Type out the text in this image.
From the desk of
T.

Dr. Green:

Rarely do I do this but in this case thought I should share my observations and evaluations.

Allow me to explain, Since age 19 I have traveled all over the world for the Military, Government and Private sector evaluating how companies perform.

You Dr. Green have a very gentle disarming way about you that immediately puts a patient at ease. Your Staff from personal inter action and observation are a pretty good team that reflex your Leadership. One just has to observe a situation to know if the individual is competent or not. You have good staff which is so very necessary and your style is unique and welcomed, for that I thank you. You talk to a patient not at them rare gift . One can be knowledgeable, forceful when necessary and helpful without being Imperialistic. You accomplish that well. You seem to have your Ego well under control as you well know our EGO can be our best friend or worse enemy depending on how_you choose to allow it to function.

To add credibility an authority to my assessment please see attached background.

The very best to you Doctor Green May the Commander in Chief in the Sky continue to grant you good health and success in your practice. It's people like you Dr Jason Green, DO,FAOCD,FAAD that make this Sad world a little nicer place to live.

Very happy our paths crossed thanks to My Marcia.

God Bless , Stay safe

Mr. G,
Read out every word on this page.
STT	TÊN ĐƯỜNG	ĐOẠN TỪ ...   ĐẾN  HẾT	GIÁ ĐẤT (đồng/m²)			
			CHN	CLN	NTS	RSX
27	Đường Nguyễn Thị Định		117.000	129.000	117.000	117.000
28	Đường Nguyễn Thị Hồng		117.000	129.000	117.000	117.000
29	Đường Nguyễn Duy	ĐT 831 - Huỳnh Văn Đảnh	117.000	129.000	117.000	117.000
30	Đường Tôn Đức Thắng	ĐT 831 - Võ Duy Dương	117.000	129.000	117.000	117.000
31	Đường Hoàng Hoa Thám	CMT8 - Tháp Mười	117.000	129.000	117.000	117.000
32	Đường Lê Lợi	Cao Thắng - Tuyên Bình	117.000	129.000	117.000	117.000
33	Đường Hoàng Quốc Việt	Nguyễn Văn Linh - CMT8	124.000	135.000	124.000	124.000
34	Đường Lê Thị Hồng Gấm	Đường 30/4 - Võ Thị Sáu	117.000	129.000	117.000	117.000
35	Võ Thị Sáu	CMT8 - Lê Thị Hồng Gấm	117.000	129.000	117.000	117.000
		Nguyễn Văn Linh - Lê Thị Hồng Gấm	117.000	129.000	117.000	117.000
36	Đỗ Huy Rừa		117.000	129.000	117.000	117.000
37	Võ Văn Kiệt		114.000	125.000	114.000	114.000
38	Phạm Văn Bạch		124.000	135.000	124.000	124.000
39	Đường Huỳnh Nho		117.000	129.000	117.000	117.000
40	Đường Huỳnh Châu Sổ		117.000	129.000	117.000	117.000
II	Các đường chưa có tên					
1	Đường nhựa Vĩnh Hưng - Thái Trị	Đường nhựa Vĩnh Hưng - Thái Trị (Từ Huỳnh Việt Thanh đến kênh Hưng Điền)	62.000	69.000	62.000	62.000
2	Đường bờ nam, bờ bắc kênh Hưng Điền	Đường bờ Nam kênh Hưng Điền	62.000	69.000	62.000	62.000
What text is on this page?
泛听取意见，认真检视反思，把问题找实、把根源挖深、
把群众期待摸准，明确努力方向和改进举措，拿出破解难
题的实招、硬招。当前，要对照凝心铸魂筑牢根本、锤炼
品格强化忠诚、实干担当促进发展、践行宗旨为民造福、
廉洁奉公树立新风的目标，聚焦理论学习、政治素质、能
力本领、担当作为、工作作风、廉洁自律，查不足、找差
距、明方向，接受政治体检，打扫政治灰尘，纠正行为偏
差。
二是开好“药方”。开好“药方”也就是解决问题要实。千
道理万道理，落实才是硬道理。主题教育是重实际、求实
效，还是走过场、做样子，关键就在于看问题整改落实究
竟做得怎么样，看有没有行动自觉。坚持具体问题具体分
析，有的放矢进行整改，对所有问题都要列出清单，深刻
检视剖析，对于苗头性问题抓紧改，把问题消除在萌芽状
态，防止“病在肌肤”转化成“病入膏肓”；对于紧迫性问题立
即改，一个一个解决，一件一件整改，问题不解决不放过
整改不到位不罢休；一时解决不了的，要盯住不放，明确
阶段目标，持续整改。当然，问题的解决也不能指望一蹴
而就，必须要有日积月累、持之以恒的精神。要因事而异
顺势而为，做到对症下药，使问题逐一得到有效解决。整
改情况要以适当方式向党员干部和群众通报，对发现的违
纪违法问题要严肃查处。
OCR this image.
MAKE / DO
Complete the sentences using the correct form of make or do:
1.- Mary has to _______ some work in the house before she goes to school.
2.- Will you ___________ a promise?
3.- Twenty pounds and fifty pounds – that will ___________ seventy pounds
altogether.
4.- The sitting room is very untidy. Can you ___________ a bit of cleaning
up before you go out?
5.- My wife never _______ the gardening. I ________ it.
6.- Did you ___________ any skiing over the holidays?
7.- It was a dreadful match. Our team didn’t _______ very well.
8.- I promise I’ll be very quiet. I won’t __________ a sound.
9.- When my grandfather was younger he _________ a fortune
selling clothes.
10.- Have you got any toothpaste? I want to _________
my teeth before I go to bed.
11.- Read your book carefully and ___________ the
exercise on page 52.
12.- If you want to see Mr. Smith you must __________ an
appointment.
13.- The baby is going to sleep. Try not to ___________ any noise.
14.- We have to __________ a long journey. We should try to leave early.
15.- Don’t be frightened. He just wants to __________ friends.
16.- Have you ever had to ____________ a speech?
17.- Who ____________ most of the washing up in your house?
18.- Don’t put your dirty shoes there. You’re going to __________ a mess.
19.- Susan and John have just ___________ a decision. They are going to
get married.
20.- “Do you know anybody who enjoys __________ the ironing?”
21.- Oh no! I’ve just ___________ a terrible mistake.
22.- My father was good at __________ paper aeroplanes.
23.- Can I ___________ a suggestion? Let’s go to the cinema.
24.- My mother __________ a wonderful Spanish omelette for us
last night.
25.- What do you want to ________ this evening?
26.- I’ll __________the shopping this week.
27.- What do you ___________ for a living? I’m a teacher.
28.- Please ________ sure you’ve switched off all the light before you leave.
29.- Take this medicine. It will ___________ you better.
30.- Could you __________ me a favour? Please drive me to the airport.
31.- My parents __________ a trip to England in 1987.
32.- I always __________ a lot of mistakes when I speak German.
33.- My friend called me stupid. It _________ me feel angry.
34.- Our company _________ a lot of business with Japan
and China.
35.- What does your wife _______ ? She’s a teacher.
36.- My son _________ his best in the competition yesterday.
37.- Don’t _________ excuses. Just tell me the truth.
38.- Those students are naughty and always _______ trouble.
──────────────────────────────
JOB - Find the lines with the string "should" and reproduce them.

COMPLETED TASK -
Rarely do I do this but in this case thought I should share my observations and evaluations.
14.- We have to __________ a long journey. We should try to leave early.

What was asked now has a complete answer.